— GIVEN INFORMATION —
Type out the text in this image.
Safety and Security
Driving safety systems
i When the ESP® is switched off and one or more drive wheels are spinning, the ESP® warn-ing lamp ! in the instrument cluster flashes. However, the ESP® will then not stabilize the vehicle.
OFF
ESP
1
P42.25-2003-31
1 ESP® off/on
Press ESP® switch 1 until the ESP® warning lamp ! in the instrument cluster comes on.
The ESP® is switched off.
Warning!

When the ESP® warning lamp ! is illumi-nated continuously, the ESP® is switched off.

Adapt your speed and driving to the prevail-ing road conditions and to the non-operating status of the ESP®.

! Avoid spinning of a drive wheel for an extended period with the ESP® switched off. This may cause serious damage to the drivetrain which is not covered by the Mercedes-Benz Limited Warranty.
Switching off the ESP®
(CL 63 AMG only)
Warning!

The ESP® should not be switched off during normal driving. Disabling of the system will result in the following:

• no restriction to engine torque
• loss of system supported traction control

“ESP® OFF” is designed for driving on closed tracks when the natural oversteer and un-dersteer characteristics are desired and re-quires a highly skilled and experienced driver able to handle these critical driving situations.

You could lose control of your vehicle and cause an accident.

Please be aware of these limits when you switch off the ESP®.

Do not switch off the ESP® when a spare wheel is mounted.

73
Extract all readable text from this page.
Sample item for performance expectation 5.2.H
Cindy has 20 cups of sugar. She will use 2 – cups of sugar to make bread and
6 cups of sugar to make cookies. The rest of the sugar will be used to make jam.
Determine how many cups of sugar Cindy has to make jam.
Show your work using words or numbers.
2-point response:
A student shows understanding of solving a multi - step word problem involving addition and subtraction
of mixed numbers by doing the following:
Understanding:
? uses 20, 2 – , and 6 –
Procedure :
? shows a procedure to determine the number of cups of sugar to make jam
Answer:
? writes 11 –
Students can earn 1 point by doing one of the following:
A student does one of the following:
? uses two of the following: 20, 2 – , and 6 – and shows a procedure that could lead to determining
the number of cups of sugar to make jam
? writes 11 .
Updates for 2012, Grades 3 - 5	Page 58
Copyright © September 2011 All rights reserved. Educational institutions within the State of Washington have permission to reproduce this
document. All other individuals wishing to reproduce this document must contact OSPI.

— SET PROBLEM —
Retype all the material above precisely, with no line left out.

— TASK RESULT —
Type out the text in this image.
Safety and Security
Driving safety systems
i When the ESP® is switched off and one or more drive wheels are spinning, the ESP® warn-ing lamp ! in the instrument cluster flashes. However, the ESP® will then not stabilize the vehicle.
OFF
ESP
1
P42.25-2003-31
1 ESP® off/on
Press ESP® switch 1 until the ESP® warning lamp ! in the instrument cluster comes on.
The ESP® is switched off.
Warning!

When the ESP® warning lamp ! is illumi-nated continuously, the ESP® is switched off.

Adapt your speed and driving to the prevail-ing road conditions and to the non-operating status of the ESP®.

! Avoid spinning of a drive wheel for an extended period with the ESP® switched off. This may cause serious damage to the drivetrain which is not covered by the Mercedes-Benz Limited Warranty.
Switching off the ESP®
(CL 63 AMG only)
Warning!

The ESP® should not be switched off during normal driving. Disabling of the system will result in the following:

• no restriction to engine torque
• loss of system supported traction control

“ESP® OFF” is designed for driving on closed tracks when the natural oversteer and un-dersteer characteristics are desired and re-quires a highly skilled and experienced driver able to handle these critical driving situations.

You could lose control of your vehicle and cause an accident.

Please be aware of these limits when you switch off the ESP®.

Do not switch off the ESP® when a spare wheel is mounted.

73
Extract all readable text from this page.
Sample item for performance expectation 5.2.H
Cindy has 20 cups of sugar. She will use 2 – cups of sugar to make bread and
6 cups of sugar to make cookies. The rest of the sugar will be used to make jam.
Determine how many cups of sugar Cindy has to make jam.
Show your work using words or numbers.
2-point response:
A student shows understanding of solving a multi - step word problem involving addition and subtraction
of mixed numbers by doing the following:
Understanding:
? uses 20, 2 – , and 6 –
Procedure :
? shows a procedure to determine the number of cups of sugar to make jam
Answer:
? writes 11 –
Students can earn 1 point by doing one of the following:
A student does one of the following:
? uses two of the following: 20, 2 – , and 6 – and shows a procedure that could lead to determining
the number of cups of sugar to make jam
? writes 11 .
Updates for 2012, Grades 3 - 5	Page 58
Copyright © September 2011 All rights reserved. Educational institutions within the State of Washington have permission to reproduce this
document. All other individuals wishing to reproduce this document must contact OSPI.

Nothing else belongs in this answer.